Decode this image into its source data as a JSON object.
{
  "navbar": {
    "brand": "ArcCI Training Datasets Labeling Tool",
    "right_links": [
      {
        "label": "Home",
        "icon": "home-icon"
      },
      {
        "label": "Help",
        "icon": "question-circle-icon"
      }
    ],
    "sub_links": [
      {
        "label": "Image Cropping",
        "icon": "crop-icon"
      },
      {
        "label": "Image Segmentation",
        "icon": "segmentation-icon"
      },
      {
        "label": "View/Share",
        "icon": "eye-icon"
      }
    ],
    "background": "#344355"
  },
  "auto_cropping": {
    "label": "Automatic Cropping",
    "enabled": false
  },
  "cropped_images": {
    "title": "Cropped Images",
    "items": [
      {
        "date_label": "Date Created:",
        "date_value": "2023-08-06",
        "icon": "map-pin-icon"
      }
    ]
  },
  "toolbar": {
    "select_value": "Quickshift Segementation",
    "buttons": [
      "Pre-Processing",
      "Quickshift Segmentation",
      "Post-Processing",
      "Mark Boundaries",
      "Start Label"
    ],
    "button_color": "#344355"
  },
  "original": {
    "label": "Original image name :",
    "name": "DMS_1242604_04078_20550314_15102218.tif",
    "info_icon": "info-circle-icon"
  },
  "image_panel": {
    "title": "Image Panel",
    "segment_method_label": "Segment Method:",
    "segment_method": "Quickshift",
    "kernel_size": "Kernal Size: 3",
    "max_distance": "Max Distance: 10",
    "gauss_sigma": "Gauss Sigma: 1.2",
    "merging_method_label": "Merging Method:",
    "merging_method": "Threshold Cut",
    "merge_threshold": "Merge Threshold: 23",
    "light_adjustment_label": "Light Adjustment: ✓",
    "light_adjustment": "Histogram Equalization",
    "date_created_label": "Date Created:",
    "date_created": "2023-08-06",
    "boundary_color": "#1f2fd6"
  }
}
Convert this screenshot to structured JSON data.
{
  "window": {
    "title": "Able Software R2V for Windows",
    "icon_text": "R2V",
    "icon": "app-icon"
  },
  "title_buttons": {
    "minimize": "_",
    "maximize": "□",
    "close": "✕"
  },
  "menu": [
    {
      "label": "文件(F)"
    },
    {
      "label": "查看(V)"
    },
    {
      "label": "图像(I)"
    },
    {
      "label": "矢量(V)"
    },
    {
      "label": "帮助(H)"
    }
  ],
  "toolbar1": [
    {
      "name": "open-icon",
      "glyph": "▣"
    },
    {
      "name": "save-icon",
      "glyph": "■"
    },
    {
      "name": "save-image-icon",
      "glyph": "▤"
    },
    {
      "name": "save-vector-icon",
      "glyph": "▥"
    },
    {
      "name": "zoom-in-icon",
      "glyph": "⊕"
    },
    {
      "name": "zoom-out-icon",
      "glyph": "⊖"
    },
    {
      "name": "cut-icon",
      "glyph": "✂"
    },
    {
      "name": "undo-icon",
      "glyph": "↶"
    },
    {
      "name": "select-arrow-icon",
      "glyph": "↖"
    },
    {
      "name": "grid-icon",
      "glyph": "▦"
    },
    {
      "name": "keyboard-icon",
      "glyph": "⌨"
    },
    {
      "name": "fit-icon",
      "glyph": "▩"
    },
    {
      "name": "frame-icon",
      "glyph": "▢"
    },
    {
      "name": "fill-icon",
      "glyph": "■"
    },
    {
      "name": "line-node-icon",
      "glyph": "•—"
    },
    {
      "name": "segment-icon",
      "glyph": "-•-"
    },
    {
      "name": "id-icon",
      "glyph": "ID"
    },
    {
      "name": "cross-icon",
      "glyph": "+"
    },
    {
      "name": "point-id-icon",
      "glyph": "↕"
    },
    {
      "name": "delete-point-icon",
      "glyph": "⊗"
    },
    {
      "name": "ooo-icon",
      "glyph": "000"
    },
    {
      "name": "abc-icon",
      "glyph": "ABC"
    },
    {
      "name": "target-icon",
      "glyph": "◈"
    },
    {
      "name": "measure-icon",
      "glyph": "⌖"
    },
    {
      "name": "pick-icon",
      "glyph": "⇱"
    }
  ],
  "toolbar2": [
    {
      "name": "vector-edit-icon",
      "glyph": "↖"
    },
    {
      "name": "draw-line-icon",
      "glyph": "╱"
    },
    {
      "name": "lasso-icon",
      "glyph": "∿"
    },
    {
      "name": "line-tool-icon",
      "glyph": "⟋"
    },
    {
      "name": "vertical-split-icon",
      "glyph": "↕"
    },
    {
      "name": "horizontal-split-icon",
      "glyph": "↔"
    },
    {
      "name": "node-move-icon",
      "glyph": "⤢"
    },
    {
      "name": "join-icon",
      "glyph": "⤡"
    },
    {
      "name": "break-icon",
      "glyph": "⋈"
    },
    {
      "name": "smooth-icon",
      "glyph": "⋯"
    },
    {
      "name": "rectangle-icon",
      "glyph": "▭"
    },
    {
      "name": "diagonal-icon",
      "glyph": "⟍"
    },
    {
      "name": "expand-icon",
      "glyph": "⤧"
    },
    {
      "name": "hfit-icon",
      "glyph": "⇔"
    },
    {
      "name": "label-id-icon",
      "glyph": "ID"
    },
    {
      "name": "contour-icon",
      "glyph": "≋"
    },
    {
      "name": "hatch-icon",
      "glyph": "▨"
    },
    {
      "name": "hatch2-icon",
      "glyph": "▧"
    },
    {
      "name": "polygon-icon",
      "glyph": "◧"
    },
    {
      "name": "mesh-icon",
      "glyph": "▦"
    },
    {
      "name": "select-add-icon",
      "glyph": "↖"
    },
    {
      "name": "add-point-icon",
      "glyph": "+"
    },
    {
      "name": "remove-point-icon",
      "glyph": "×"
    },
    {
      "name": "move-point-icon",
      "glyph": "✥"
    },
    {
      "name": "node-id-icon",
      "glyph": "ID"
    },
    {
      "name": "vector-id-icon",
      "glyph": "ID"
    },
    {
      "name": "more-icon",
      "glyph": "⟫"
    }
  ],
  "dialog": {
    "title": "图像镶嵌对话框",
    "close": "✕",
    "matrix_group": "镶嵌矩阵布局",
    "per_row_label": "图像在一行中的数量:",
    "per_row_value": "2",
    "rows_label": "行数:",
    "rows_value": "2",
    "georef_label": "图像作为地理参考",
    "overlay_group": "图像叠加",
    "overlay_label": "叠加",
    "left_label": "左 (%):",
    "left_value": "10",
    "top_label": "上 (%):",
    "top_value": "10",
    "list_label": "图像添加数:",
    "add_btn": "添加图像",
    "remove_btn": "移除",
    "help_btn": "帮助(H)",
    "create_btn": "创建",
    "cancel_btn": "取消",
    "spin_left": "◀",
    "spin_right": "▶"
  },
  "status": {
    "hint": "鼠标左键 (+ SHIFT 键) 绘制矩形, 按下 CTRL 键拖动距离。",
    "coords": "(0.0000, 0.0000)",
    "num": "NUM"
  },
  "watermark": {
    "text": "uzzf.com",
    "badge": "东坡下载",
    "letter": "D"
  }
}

────────────────────

EXERCISE INSTRUCTIONS ▸ Print the records above in full, exactly.

RESULT OF THIS TASK ▸
Decode this image into its source data as a JSON object.
{
  "navbar": {
    "brand": "ArcCI Training Datasets Labeling Tool",
    "right_links": [
      {
        "label": "Home",
        "icon": "home-icon"
      },
      {
        "label": "Help",
        "icon": "question-circle-icon"
      }
    ],
    "sub_links": [
      {
        "label": "Image Cropping",
        "icon": "crop-icon"
      },
      {
        "label": "Image Segmentation",
        "icon": "segmentation-icon"
      },
      {
        "label": "View/Share",
        "icon": "eye-icon"
      }
    ],
    "background": "#344355"
  },
  "auto_cropping": {
    "label": "Automatic Cropping",
    "enabled": false
  },
  "cropped_images": {
    "title": "Cropped Images",
    "items": [
      {
        "date_label": "Date Created:",
        "date_value": "2023-08-06",
        "icon": "map-pin-icon"
      }
    ]
  },
  "toolbar": {
    "select_value": "Quickshift Segementation",
    "buttons": [
      "Pre-Processing",
      "Quickshift Segmentation",
      "Post-Processing",
      "Mark Boundaries",
      "Start Label"
    ],
    "button_color": "#344355"
  },
  "original": {
    "label": "Original image name :",
    "name": "DMS_1242604_04078_20550314_15102218.tif",
    "info_icon": "info-circle-icon"
  },
  "image_panel": {
    "title": "Image Panel",
    "segment_method_label": "Segment Method:",
    "segment_method": "Quickshift",
    "kernel_size": "Kernal Size: 3",
    "max_distance": "Max Distance: 10",
    "gauss_sigma": "Gauss Sigma: 1.2",
    "merging_method_label": "Merging Method:",
    "merging_method": "Threshold Cut",
    "merge_threshold": "Merge Threshold: 23",
    "light_adjustment_label": "Light Adjustment: ✓",
    "light_adjustment": "Histogram Equalization",
    "date_created_label": "Date Created:",
    "date_created": "2023-08-06",
    "boundary_color": "#1f2fd6"
  }
}
Convert this screenshot to structured JSON data.
{
  "window": {
    "title": "Able Software R2V for Windows",
    "icon_text": "R2V",
    "icon": "app-icon"
  },
  "title_buttons": {
    "minimize": "_",
    "maximize": "□",
    "close": "✕"
  },
  "menu": [
    {
      "label": "文件(F)"
    },
    {
      "label": "查看(V)"
    },
    {
      "label": "图像(I)"
    },
    {
      "label": "矢量(V)"
    },
    {
      "label": "帮助(H)"
    }
  ],
  "toolbar1": [
    {
      "name": "open-icon",
      "glyph": "▣"
    },
    {
      "name": "save-icon",
      "glyph": "■"
    },
    {
      "name": "save-image-icon",
      "glyph": "▤"
    },
    {
      "name": "save-vector-icon",
      "glyph": "▥"
    },
    {
      "name": "zoom-in-icon",
      "glyph": "⊕"
    },
    {
      "name": "zoom-out-icon",
      "glyph": "⊖"
    },
    {
      "name": "cut-icon",
      "glyph": "✂"
    },
    {
      "name": "undo-icon",
      "glyph": "↶"
    },
    {
      "name": "select-arrow-icon",
      "glyph": "↖"
    },
    {
      "name": "grid-icon",
      "glyph": "▦"
    },
    {
      "name": "keyboard-icon",
      "glyph": "⌨"
    },
    {
      "name": "fit-icon",
      "glyph": "▩"
    },
    {
      "name": "frame-icon",
      "glyph": "▢"
    },
    {
      "name": "fill-icon",
      "glyph": "■"
    },
    {
      "name": "line-node-icon",
      "glyph": "•—"
    },
    {
      "name": "segment-icon",
      "glyph": "-•-"
    },
    {
      "name": "id-icon",
      "glyph": "ID"
    },
    {
      "name": "cross-icon",
      "glyph": "+"
    },
    {
      "name": "point-id-icon",
      "glyph": "↕"
    },
    {
      "name": "delete-point-icon",
      "glyph": "⊗"
    },
    {
      "name": "ooo-icon",
      "glyph": "000"
    },
    {
      "name": "abc-icon",
      "glyph": "ABC"
    },
    {
      "name": "target-icon",
      "glyph": "◈"
    },
    {
      "name": "measure-icon",
      "glyph": "⌖"
    },
    {
      "name": "pick-icon",
      "glyph": "⇱"
    }
  ],
  "toolbar2": [
    {
      "name": "vector-edit-icon",
      "glyph": "↖"
    },
    {
      "name": "draw-line-icon",
      "glyph": "╱"
    },
    {
      "name": "lasso-icon",
      "glyph": "∿"
    },
    {
      "name": "line-tool-icon",
      "glyph": "⟋"
    },
    {
      "name": "vertical-split-icon",
      "glyph": "↕"
    },
    {
      "name": "horizontal-split-icon",
      "glyph": "↔"
    },
    {
      "name": "node-move-icon",
      "glyph": "⤢"
    },
    {
      "name": "join-icon",
      "glyph": "⤡"
    },
    {
      "name": "break-icon",
      "glyph": "⋈"
    },
    {
      "name": "smooth-icon",
      "glyph": "⋯"
    },
    {
      "name": "rectangle-icon",
      "glyph": "▭"
    },
    {
      "name": "diagonal-icon",
      "glyph": "⟍"
    },
    {
      "name": "expand-icon",
      "glyph": "⤧"
    },
    {
      "name": "hfit-icon",
      "glyph": "⇔"
    },
    {
      "name": "label-id-icon",
      "glyph": "ID"
    },
    {
      "name": "contour-icon",
      "glyph": "≋"
    },
    {
      "name": "hatch-icon",
      "glyph": "▨"
    },
    {
      "name": "hatch2-icon",
      "glyph": "▧"
    },
    {
      "name": "polygon-icon",
      "glyph": "◧"
    },
    {
      "name": "mesh-icon",
      "glyph": "▦"
    },
    {
      "name": "select-add-icon",
      "glyph": "↖"
    },
    {
      "name": "add-point-icon",
      "glyph": "+"
    },
    {
      "name": "remove-point-icon",
      "glyph": "×"
    },
    {
      "name": "move-point-icon",
      "glyph": "✥"
    },
    {
      "name": "node-id-icon",
      "glyph": "ID"
    },
    {
      "name": "vector-id-icon",
      "glyph": "ID"
    },
    {
      "name": "more-icon",
      "glyph": "⟫"
    }
  ],
  "dialog": {
    "title": "图像镶嵌对话框",
    "close": "✕",
    "matrix_group": "镶嵌矩阵布局",
    "per_row_label": "图像在一行中的数量:",
    "per_row_value": "2",
    "rows_label": "行数:",
    "rows_value": "2",
    "georef_label": "图像作为地理参考",
    "overlay_group": "图像叠加",
    "overlay_label": "叠加",
    "left_label": "左 (%):",
    "left_value": "10",
    "top_label": "上 (%):",
    "top_value": "10",
    "list_label": "图像添加数:",
    "add_btn": "添加图像",
    "remove_btn": "移除",
    "help_btn": "帮助(H)",
    "create_btn": "创建",
    "cancel_btn": "取消",
    "spin_left": "◀",
    "spin_right": "▶"
  },
  "status": {
    "hint": "鼠标左键 (+ SHIFT 键) 绘制矩形, 按下 CTRL 键拖动距离。",
    "coords": "(0.0000, 0.0000)",
    "num": "NUM"
  },
  "watermark": {
    "text": "uzzf.com",
    "badge": "东坡下载",
    "letter": "D"
  }
}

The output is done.